Information given:
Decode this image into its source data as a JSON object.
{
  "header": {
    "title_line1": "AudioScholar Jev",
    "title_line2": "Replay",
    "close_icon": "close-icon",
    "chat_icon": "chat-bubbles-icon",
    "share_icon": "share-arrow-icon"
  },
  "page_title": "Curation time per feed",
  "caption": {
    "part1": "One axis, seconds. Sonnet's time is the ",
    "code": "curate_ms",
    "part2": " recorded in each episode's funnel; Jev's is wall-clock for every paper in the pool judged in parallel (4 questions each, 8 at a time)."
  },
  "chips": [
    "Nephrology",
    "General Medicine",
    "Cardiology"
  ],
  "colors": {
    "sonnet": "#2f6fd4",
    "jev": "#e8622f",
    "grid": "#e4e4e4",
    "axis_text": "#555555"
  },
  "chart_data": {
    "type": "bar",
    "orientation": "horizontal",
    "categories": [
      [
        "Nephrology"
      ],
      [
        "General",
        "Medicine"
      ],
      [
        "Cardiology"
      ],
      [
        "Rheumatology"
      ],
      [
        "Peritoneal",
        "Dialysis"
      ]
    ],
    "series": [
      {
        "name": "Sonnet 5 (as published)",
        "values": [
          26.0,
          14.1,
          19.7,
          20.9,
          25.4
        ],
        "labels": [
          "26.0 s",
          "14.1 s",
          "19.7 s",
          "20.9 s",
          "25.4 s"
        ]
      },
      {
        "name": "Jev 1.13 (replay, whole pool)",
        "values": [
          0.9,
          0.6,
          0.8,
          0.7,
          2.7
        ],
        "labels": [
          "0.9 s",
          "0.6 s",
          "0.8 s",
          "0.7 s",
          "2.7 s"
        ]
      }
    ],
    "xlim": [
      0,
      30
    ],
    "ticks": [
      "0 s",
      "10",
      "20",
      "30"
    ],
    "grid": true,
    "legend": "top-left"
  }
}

What to do: Using the exact wording, write out all of the records.

Exercise response:
Decode this image into its source data as a JSON object.
{
  "header": {
    "title_line1": "AudioScholar Jev",
    "title_line2": "Replay",
    "close_icon": "close-icon",
    "chat_icon": "chat-bubbles-icon",
    "share_icon": "share-arrow-icon"
  },
  "page_title": "Curation time per feed",
  "caption": {
    "part1": "One axis, seconds. Sonnet's time is the ",
    "code": "curate_ms",
    "part2": " recorded in each episode's funnel; Jev's is wall-clock for every paper in the pool judged in parallel (4 questions each, 8 at a time)."
  },
  "chips": [
    "Nephrology",
    "General Medicine",
    "Cardiology"
  ],
  "colors": {
    "sonnet": "#2f6fd4",
    "jev": "#e8622f",
    "grid": "#e4e4e4",
    "axis_text": "#555555"
  },
  "chart_data": {
    "type": "bar",
    "orientation": "horizontal",
    "categories": [
      [
        "Nephrology"
      ],
      [
        "General",
        "Medicine"
      ],
      [
        "Cardiology"
      ],
      [
        "Rheumatology"
      ],
      [
        "Peritoneal",
        "Dialysis"
      ]
    ],
    "series": [
      {
        "name": "Sonnet 5 (as published)",
        "values": [
          26.0,
          14.1,
          19.7,
          20.9,
          25.4
        ],
        "labels": [
          "26.0 s",
          "14.1 s",
          "19.7 s",
          "20.9 s",
          "25.4 s"
        ]
      },
      {
        "name": "Jev 1.13 (replay, whole pool)",
        "values": [
          0.9,
          0.6,
          0.8,
          0.7,
          2.7
        ],
        "labels": [
          "0.9 s",
          "0.6 s",
          "0.8 s",
          "0.7 s",
          "2.7 s"
        ]
      }
    ],
    "xlim": [
      0,
      30
    ],
    "ticks": [
      "0 s",
      "10",
      "20",
      "30"
    ],
    "grid": true,
    "legend": "top-left"
  }
}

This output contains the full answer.